» **Written request 1**
Summarize the Robert Morris season article in two sentences.
» **Written request 2**
Copy the portion of the Robert Morris season article between "The 2025–26 Robert" and "the Horizon League.", inclusive.

- Conference: Horizon League
- Record: 18–12 (11–9 Horizon)
- Head coach: Chandler McCabe (2nd season);
- Assistant coaches: Eddie Benton; Jack Trosper; Laryn Edwards;
- Home arena: UPMC Events Center

= 2025–26 Robert Morris Colonials women's basketball team =

American college basketball season

The 2025–26 Robert Morris Colonials women's basketball team represented Robert Morris University during the 2025–26 NCAA Division I women's basketball season. The Colonials, led by second-year head coach Chandler McCabe, played their home games at the UPMC Events Center in Moon Township, Pennsylvania, as members of the Horizon League.

==Previous season==
The Colonials finished the 2024–25 season 14–15, 10–10 in Horizon League play, to finish in fourth place. They defeated Northern Kentucky before falling to Green Bay in the semifinals of the Horizon League tournament.

» **Records**

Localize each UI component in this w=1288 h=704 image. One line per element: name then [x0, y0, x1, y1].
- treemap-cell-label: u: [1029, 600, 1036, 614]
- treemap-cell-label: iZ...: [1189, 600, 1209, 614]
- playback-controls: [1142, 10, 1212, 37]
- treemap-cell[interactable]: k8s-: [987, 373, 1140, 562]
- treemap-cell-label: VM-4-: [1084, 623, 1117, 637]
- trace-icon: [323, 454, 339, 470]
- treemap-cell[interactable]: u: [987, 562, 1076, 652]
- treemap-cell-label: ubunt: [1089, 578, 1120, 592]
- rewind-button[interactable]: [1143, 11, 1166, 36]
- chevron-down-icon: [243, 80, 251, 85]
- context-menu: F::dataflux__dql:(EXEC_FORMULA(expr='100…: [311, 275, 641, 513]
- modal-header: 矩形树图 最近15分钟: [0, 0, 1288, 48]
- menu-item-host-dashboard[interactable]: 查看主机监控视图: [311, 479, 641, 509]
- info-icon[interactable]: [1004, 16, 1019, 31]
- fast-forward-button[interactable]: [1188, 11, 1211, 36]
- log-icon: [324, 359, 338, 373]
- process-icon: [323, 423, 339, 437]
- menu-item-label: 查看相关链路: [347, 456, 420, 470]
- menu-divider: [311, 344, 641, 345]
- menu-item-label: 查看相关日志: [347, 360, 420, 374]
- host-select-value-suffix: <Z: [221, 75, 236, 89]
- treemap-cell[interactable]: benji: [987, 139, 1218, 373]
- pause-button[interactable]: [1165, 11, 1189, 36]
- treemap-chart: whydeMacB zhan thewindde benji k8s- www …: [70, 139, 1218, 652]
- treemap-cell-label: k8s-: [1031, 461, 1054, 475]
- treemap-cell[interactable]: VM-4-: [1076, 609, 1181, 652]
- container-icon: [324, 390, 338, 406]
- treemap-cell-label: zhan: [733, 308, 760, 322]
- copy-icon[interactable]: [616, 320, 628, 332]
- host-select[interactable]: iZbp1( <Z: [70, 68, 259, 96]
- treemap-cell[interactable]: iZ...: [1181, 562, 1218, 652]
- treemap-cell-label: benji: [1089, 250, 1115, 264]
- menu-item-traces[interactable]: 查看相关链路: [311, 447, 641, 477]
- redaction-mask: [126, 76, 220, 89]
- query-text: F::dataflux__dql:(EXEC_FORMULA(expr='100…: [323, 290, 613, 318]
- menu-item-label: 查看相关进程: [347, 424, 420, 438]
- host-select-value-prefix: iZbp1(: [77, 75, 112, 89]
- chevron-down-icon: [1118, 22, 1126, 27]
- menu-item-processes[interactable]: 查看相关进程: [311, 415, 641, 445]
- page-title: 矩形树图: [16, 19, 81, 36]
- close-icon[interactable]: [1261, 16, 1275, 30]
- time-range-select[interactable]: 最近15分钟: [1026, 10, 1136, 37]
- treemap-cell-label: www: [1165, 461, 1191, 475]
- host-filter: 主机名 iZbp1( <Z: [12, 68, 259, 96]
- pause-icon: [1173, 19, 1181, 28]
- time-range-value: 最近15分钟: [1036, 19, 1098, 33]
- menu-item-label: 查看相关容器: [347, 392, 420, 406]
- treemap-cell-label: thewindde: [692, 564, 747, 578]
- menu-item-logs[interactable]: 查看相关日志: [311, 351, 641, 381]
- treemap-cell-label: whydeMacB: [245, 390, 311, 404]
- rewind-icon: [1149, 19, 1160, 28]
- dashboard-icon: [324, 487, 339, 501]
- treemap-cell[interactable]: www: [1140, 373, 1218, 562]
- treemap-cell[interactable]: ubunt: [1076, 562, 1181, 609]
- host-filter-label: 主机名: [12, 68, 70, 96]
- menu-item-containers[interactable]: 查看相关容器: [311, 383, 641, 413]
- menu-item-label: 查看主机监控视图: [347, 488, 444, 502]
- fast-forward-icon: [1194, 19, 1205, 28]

» **Final answer 1**
The 2025–26 Robert Morris Colonials women's basketball team, led by second-year head coach Chandler McCabe, represented Robert Morris University in the NCAA Division I season and played its home games at the UPMC Events Center in Moon Township, Pennsylvania, as a member of the Horizon League. In the 2024–25 season the Colonials went 14–15 overall and 10–10 in Horizon League play to finish fourth, then beat Northern Kentucky before losing to Green Bay in the Horizon League tournament semifinals.

» **Final answer 2**
The 2025–26 Robert Morris Colonials women's basketball team represented Robert Morris University during the 2025–26 NCAA Division I women's basketball season. The Colonials, led by second-year head coach Chandler McCabe, played their home games at the UPMC Events Center in Moon Township, Pennsylvania, as members of the Horizon League.